EXERCISE OBJECTIVE: Omit the images, then output each of the records below exactly.

[Figure record listings]
↓
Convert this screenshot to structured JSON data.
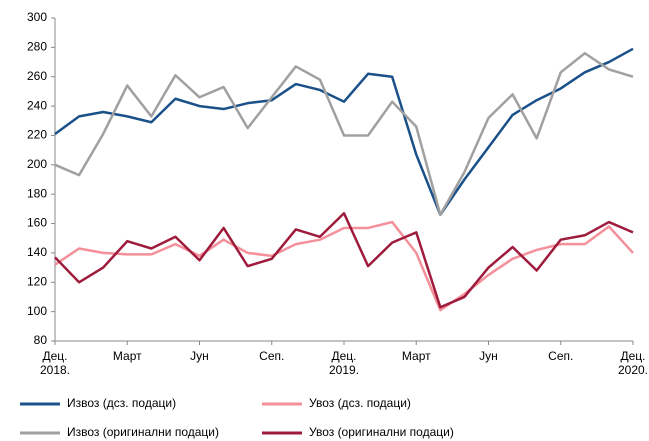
{
  "chart_data": {
    "type": "line",
    "categories": [
      "Дец.\n2018.",
      null,
      null,
      "Март",
      null,
      null,
      "Јун",
      null,
      null,
      "Сеп.",
      null,
      null,
      "Дец.\n2019.",
      null,
      null,
      "Март",
      null,
      null,
      "Јун",
      null,
      null,
      "Сеп.",
      null,
      null,
      "Дец.\n2020."
    ],
    "series": [
      {
        "name": "Извоз (дсз. подаци)",
        "color": "#1b5189",
        "values": [
          221,
          233,
          236,
          233,
          229,
          245,
          240,
          238,
          242,
          244,
          255,
          251,
          243,
          262,
          260,
          207,
          166,
          190,
          212,
          234,
          244,
          252,
          263,
          270,
          279
        ]
      },
      {
        "name": "Увоз (дсз. подаци)",
        "color": "#f4909a",
        "values": [
          132,
          143,
          140,
          139,
          139,
          146,
          138,
          149,
          140,
          138,
          146,
          149,
          157,
          157,
          161,
          140,
          101,
          112,
          125,
          136,
          142,
          146,
          146,
          158,
          140
        ]
      },
      {
        "name": "Извоз (оригинални подаци)",
        "color": "#a0a0a0",
        "values": [
          200,
          193,
          221,
          254,
          233,
          261,
          246,
          253,
          225,
          246,
          267,
          258,
          220,
          220,
          243,
          226,
          166,
          195,
          232,
          248,
          218,
          263,
          276,
          265,
          260
        ]
      },
      {
        "name": "Увоз (оригинални подаци)",
        "color": "#9e1b3c",
        "values": [
          137,
          120,
          130,
          148,
          143,
          151,
          135,
          157,
          131,
          136,
          156,
          151,
          167,
          131,
          147,
          154,
          103,
          110,
          130,
          144,
          128,
          149,
          152,
          161,
          154
        ]
      }
    ],
    "ylim": [
      80,
      300
    ],
    "yticks": [
      80,
      100,
      120,
      140,
      160,
      180,
      200,
      220,
      240,
      260,
      280,
      300
    ]
  }
}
↑
CORRECT RESPONSE:
Convert this screenshot to structured JSON data.
{
  "chart_data": {
    "type": "line",
    "categories": [
      "Дец.\n2018.",
      null,
      null,
      "Март",
      null,
      null,
      "Јун",
      null,
      null,
      "Сеп.",
      null,
      null,
      "Дец.\n2019.",
      null,
      null,
      "Март",
      null,
      null,
      "Јун",
      null,
      null,
      "Сеп.",
      null,
      null,
      "Дец.\n2020."
    ],
    "series": [
      {
        "name": "Извоз (дсз. подаци)",
        "color": "#1b5189",
        "values": [
          221,
          233,
          236,
          233,
          229,
          245,
          240,
          238,
          242,
          244,
          255,
          251,
          243,
          262,
          260,
          207,
          166,
          190,
          212,
          234,
          244,
          252,
          263,
          270,
          279
        ]
      },
      {
        "name": "Увоз (дсз. подаци)",
        "color": "#f4909a",
        "values": [
          132,
          143,
          140,
          139,
          139,
          146,
          138,
          149,
          140,
          138,
          146,
          149,
          157,
          157,
          161,
          140,
          101,
          112,
          125,
          136,
          142,
          146,
          146,
          158,
          140
        ]
      },
      {
        "name": "Извоз (оригинални подаци)",
        "color": "#a0a0a0",
        "values": [
          200,
          193,
          221,
          254,
          233,
          261,
          246,
          253,
          225,
          246,
          267,
          258,
          220,
          220,
          243,
          226,
          166,
          195,
          232,
          248,
          218,
          263,
          276,
          265,
          260
        ]
      },
      {
        "name": "Увоз (оригинални подаци)",
        "color": "#9e1b3c",
        "values": [
          137,
          120,
          130,
          148,
          143,
          151,
          135,
          157,
          131,
          136,
          156,
          151,
          167,
          131,
          147,
          154,
          103,
          110,
          130,
          144,
          128,
          149,
          152,
          161,
          154
        ]
      }
    ],
    "ylim": [
      80,
      300
    ],
    "yticks": [
      80,
      100,
      120,
      140,
      160,
      180,
      200,
      220,
      240,
      260,
      280,
      300
    ]
  }
}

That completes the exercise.